--- Begin Material for the task ---

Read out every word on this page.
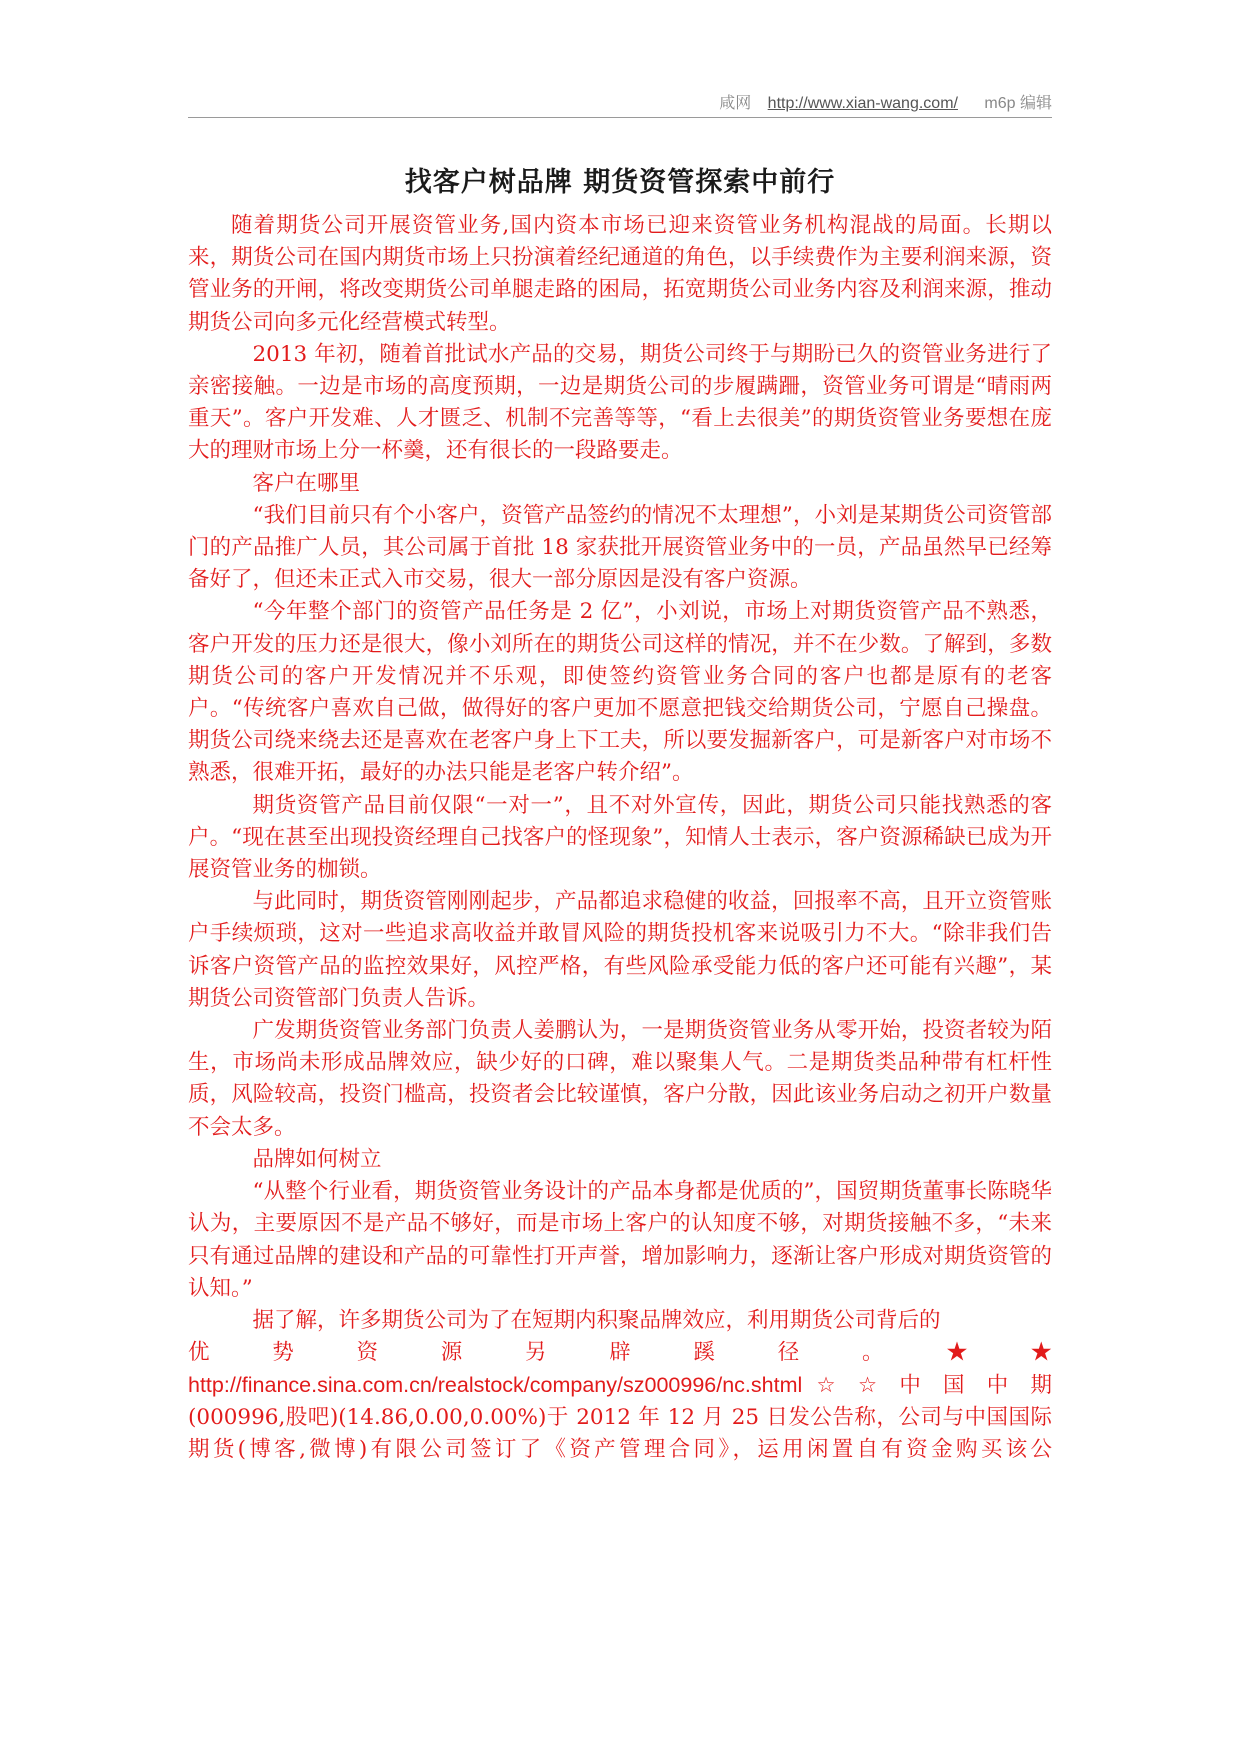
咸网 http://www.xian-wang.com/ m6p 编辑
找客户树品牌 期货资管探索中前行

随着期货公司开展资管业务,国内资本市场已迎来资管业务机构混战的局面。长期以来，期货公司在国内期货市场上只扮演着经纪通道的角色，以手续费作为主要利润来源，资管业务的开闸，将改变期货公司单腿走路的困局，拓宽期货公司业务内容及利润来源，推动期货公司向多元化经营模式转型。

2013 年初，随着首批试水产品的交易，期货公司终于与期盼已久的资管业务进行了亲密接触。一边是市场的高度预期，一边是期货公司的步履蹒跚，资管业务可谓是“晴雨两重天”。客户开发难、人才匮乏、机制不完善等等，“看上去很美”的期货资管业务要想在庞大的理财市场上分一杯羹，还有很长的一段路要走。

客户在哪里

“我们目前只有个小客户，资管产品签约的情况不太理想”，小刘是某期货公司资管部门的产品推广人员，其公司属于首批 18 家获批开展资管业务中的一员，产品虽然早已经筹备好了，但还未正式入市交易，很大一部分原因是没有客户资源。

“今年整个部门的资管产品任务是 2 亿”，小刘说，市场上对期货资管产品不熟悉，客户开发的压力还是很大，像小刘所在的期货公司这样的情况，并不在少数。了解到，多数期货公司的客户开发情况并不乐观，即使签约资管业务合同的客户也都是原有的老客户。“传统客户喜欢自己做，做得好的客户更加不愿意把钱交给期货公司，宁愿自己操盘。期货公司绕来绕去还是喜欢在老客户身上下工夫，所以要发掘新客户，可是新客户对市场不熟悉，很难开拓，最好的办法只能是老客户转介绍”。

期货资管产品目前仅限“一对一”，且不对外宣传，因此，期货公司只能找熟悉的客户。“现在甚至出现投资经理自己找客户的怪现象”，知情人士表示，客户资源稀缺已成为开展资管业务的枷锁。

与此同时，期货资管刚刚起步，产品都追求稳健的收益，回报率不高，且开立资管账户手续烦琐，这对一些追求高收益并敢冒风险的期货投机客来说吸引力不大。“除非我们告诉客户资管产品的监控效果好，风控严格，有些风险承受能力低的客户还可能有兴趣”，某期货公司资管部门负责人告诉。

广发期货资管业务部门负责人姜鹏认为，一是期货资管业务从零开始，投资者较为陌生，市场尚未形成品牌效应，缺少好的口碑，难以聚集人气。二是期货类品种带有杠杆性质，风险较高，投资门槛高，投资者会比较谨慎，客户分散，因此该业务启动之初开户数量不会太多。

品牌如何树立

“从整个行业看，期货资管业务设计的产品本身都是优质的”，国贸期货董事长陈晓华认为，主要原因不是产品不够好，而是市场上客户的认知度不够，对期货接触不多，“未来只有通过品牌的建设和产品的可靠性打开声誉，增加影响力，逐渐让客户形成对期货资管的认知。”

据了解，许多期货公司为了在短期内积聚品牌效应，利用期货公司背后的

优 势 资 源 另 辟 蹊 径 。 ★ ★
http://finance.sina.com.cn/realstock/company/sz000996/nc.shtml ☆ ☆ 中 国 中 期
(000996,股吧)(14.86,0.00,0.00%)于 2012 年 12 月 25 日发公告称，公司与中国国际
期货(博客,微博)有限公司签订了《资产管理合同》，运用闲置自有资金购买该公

--- End Material for the task ---

▶ _Problem to solve_: Without the pictures, return the entries exactly as they appear.

▶ _Result of the task_:
Read out every word on this page.
咸网 http://www.xian-wang.com/ m6p 编辑
找客户树品牌 期货资管探索中前行

随着期货公司开展资管业务,国内资本市场已迎来资管业务机构混战的局面。长期以来，期货公司在国内期货市场上只扮演着经纪通道的角色，以手续费作为主要利润来源，资管业务的开闸，将改变期货公司单腿走路的困局，拓宽期货公司业务内容及利润来源，推动期货公司向多元化经营模式转型。

2013 年初，随着首批试水产品的交易，期货公司终于与期盼已久的资管业务进行了亲密接触。一边是市场的高度预期，一边是期货公司的步履蹒跚，资管业务可谓是“晴雨两重天”。客户开发难、人才匮乏、机制不完善等等，“看上去很美”的期货资管业务要想在庞大的理财市场上分一杯羹，还有很长的一段路要走。

客户在哪里

“我们目前只有个小客户，资管产品签约的情况不太理想”，小刘是某期货公司资管部门的产品推广人员，其公司属于首批 18 家获批开展资管业务中的一员，产品虽然早已经筹备好了，但还未正式入市交易，很大一部分原因是没有客户资源。

“今年整个部门的资管产品任务是 2 亿”，小刘说，市场上对期货资管产品不熟悉，客户开发的压力还是很大，像小刘所在的期货公司这样的情况，并不在少数。了解到，多数期货公司的客户开发情况并不乐观，即使签约资管业务合同的客户也都是原有的老客户。“传统客户喜欢自己做，做得好的客户更加不愿意把钱交给期货公司，宁愿自己操盘。期货公司绕来绕去还是喜欢在老客户身上下工夫，所以要发掘新客户，可是新客户对市场不熟悉，很难开拓，最好的办法只能是老客户转介绍”。

期货资管产品目前仅限“一对一”，且不对外宣传，因此，期货公司只能找熟悉的客户。“现在甚至出现投资经理自己找客户的怪现象”，知情人士表示，客户资源稀缺已成为开展资管业务的枷锁。

与此同时，期货资管刚刚起步，产品都追求稳健的收益，回报率不高，且开立资管账户手续烦琐，这对一些追求高收益并敢冒风险的期货投机客来说吸引力不大。“除非我们告诉客户资管产品的监控效果好，风控严格，有些风险承受能力低的客户还可能有兴趣”，某期货公司资管部门负责人告诉。

广发期货资管业务部门负责人姜鹏认为，一是期货资管业务从零开始，投资者较为陌生，市场尚未形成品牌效应，缺少好的口碑，难以聚集人气。二是期货类品种带有杠杆性质，风险较高，投资门槛高，投资者会比较谨慎，客户分散，因此该业务启动之初开户数量不会太多。

品牌如何树立

“从整个行业看，期货资管业务设计的产品本身都是优质的”，国贸期货董事长陈晓华认为，主要原因不是产品不够好，而是市场上客户的认知度不够，对期货接触不多，“未来只有通过品牌的建设和产品的可靠性打开声誉，增加影响力，逐渐让客户形成对期货资管的认知。”

据了解，许多期货公司为了在短期内积聚品牌效应，利用期货公司背后的

优 势 资 源 另 辟 蹊 径 。 ★ ★
http://finance.sina.com.cn/realstock/company/sz000996/nc.shtml ☆ ☆ 中 国 中 期
(000996,股吧)(14.86,0.00,0.00%)于 2012 年 12 月 25 日发公告称，公司与中国国际
期货(博客,微博)有限公司签订了《资产管理合同》，运用闲置自有资金购买该公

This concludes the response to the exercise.